◆ **Challenge**:
Where does the string "subtitle" appear in the records? Copy every line that contains it.

◆ **Records from a collection of figures**:
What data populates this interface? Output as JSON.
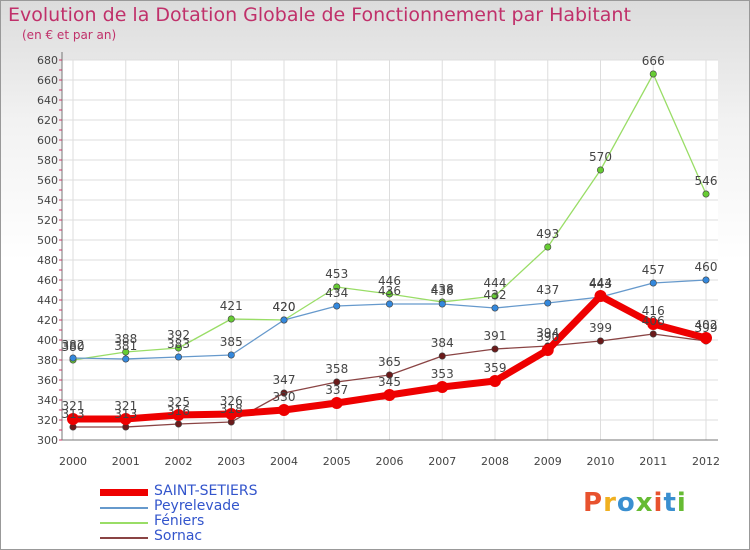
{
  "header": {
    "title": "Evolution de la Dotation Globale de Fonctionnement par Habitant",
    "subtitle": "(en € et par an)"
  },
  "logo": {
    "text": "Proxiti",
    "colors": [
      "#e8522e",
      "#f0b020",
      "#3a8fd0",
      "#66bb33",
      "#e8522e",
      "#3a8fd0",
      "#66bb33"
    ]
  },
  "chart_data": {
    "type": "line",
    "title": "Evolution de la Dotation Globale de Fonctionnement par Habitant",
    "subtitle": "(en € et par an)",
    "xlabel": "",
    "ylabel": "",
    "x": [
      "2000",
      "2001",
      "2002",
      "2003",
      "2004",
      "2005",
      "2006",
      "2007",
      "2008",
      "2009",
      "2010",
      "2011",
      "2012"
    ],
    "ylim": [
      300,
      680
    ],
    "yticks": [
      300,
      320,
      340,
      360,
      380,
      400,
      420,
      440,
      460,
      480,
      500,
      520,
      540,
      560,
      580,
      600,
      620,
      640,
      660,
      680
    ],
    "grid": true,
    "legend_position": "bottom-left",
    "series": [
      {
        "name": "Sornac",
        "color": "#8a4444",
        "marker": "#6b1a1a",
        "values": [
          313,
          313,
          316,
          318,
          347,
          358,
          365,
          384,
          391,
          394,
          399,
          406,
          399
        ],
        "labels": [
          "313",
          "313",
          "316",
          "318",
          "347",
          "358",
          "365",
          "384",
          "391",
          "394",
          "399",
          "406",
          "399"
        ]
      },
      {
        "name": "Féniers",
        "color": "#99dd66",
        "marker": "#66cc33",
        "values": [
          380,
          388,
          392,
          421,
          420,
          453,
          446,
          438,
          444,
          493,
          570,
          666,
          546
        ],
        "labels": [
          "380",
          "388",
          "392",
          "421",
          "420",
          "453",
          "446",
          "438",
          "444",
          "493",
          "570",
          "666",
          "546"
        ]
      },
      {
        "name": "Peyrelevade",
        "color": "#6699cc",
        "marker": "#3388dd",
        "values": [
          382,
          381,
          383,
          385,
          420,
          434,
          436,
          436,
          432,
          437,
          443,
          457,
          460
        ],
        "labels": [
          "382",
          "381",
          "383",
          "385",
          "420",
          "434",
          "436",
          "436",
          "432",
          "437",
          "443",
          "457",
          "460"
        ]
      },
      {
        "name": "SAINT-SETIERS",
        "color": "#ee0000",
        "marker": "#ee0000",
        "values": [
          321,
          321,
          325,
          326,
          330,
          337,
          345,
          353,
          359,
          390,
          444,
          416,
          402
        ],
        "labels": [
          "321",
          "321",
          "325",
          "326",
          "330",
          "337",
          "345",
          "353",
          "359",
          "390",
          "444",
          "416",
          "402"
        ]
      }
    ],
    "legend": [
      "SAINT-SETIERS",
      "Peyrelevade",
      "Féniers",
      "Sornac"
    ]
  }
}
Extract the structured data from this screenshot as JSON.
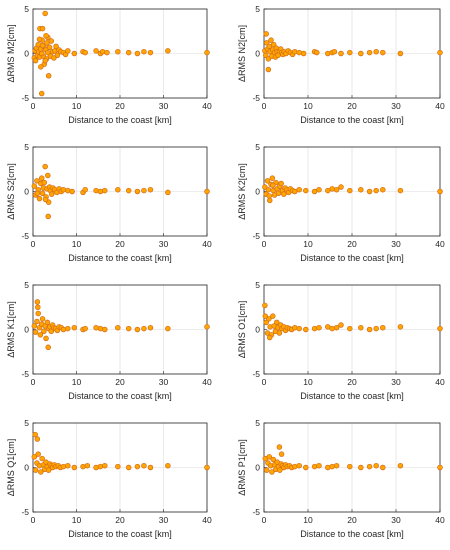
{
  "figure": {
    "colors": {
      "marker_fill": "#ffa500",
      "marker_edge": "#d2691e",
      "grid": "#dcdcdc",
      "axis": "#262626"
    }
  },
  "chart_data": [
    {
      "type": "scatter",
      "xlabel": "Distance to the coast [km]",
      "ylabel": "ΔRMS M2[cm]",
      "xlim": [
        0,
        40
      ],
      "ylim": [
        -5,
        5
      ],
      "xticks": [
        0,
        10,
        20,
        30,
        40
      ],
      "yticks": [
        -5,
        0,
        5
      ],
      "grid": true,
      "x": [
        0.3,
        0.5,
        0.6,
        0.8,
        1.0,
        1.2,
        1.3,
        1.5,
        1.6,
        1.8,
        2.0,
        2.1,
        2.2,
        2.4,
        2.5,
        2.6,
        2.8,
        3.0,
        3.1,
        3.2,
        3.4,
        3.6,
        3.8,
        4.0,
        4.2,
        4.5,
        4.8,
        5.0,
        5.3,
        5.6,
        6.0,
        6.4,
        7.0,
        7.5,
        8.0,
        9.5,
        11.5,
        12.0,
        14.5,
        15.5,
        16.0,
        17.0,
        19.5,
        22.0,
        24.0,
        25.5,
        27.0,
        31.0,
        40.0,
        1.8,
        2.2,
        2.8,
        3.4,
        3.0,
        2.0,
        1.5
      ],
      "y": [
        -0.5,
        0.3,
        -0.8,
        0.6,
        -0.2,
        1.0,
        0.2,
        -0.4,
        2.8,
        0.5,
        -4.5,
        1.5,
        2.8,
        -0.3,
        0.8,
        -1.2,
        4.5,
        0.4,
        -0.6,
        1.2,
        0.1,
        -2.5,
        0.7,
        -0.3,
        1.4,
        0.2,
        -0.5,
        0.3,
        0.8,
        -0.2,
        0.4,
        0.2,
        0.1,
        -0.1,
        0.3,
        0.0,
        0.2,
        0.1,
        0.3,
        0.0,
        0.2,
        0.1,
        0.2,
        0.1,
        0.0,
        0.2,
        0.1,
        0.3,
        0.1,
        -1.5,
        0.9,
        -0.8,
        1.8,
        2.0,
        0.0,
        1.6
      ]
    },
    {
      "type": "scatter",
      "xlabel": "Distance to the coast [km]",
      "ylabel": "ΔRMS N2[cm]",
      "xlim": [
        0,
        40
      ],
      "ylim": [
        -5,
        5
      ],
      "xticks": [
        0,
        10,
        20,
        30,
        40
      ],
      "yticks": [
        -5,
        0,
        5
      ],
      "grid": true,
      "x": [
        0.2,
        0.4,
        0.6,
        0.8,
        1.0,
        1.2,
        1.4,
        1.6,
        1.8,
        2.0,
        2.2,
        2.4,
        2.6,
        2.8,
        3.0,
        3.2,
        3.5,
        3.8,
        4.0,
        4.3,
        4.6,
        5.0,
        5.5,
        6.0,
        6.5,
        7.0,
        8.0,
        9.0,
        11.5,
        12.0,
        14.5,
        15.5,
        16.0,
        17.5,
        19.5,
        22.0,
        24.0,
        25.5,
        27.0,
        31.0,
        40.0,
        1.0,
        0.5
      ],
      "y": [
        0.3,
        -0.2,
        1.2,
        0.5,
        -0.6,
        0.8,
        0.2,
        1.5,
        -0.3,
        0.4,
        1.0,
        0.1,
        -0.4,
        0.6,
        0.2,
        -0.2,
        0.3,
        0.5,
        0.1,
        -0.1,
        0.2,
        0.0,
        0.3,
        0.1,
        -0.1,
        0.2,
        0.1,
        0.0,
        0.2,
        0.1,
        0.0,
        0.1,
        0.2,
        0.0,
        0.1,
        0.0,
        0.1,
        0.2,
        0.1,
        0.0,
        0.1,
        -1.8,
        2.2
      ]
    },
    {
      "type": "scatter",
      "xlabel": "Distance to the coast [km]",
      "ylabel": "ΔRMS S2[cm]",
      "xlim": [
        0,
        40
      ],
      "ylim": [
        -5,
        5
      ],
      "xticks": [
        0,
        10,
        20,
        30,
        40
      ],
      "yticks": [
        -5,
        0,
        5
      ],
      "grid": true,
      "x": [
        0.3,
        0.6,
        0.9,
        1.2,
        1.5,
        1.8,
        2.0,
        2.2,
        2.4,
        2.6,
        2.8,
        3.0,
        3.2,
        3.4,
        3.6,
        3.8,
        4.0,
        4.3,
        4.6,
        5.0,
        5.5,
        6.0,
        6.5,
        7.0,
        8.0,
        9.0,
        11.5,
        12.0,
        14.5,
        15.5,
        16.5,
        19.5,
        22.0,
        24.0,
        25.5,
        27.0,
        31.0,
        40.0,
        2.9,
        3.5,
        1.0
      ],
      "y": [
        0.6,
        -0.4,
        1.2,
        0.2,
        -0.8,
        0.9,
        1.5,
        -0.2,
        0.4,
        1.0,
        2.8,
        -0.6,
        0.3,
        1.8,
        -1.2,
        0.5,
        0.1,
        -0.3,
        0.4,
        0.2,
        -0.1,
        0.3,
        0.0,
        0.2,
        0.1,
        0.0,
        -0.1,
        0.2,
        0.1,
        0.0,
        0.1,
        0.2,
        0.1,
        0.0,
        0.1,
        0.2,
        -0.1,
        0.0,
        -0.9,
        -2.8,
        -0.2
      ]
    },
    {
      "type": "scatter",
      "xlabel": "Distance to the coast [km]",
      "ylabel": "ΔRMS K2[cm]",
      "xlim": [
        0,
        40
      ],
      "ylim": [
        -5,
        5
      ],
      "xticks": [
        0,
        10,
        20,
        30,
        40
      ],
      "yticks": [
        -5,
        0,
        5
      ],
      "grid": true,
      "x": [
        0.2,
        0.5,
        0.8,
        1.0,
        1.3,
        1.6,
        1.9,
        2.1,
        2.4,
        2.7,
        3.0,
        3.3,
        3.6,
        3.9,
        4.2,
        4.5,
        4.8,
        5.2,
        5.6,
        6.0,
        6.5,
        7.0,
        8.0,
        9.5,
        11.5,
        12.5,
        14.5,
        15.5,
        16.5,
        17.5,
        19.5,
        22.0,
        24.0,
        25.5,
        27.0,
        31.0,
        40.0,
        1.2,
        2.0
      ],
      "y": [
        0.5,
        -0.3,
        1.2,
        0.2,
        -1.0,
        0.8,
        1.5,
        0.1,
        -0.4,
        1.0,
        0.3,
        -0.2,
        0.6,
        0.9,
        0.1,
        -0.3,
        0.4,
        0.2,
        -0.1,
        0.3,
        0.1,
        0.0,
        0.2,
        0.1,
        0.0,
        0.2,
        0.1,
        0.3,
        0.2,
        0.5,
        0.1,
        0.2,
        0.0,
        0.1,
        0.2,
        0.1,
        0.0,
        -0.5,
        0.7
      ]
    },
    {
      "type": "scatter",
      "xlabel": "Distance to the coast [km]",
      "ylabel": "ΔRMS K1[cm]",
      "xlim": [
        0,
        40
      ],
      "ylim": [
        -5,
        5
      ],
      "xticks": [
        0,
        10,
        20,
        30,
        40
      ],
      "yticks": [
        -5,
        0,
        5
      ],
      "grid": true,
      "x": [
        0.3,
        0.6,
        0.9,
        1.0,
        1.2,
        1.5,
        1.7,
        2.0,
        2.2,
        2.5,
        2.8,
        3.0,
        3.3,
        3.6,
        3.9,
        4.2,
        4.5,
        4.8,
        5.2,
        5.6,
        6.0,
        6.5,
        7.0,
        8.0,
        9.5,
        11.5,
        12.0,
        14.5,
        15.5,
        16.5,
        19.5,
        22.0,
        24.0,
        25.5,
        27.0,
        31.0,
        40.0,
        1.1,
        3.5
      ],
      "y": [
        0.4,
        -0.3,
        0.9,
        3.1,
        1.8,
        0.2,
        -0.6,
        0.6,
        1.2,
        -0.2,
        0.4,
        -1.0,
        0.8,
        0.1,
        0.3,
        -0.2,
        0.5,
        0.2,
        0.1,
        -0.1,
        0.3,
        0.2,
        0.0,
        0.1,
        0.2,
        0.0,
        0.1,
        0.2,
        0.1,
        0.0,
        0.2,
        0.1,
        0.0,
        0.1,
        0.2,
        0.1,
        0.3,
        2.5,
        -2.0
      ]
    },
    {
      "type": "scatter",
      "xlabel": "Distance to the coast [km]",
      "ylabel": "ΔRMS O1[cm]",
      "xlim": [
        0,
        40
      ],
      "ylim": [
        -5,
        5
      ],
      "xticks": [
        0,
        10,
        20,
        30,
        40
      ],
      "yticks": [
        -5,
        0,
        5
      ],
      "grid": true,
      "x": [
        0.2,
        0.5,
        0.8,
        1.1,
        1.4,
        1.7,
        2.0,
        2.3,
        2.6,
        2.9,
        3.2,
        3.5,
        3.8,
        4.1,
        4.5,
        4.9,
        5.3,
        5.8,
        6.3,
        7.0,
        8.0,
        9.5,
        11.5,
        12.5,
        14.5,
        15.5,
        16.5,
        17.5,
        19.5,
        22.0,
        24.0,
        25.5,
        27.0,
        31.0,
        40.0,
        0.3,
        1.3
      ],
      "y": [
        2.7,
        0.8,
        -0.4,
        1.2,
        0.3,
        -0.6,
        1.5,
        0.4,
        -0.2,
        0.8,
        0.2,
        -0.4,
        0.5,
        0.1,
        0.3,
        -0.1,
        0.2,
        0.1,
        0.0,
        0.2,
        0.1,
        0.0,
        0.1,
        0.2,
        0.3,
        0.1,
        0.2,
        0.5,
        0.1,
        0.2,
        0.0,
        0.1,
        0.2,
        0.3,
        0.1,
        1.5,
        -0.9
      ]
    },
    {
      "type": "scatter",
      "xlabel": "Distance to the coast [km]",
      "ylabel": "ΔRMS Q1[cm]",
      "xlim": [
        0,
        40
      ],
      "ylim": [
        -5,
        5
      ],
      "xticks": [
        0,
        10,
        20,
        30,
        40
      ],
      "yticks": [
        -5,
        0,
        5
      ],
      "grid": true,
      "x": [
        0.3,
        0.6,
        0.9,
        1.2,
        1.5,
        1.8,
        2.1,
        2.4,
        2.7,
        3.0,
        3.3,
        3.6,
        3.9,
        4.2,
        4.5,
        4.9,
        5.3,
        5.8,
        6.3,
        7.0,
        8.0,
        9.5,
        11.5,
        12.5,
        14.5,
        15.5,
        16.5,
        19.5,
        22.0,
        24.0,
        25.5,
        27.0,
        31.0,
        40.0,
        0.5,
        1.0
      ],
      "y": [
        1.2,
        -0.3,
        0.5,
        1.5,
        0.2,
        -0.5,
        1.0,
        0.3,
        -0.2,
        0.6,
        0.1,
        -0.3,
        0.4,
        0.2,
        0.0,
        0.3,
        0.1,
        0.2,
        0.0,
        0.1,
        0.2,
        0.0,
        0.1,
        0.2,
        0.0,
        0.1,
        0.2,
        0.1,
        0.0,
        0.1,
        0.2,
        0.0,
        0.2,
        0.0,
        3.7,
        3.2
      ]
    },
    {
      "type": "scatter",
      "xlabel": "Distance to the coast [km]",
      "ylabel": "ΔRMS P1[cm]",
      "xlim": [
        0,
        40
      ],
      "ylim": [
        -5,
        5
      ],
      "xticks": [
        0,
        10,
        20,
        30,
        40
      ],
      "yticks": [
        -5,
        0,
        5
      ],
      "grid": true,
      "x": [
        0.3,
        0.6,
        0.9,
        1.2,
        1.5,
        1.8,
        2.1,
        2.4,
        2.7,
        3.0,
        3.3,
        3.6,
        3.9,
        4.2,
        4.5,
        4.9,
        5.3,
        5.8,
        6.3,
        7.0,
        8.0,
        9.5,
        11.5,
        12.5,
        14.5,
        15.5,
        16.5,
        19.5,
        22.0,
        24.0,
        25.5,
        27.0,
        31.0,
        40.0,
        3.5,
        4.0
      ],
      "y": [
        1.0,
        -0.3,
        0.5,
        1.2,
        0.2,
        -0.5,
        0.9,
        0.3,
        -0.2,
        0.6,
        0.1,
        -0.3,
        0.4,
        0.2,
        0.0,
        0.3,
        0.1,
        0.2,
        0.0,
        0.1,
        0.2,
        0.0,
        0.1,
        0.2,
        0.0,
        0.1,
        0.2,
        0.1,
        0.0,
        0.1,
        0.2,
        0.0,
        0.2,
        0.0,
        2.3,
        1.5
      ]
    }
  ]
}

◆ **Task result**:
    "subtitle": "(en € et par an)"
    "subtitle": "(en € et par an)",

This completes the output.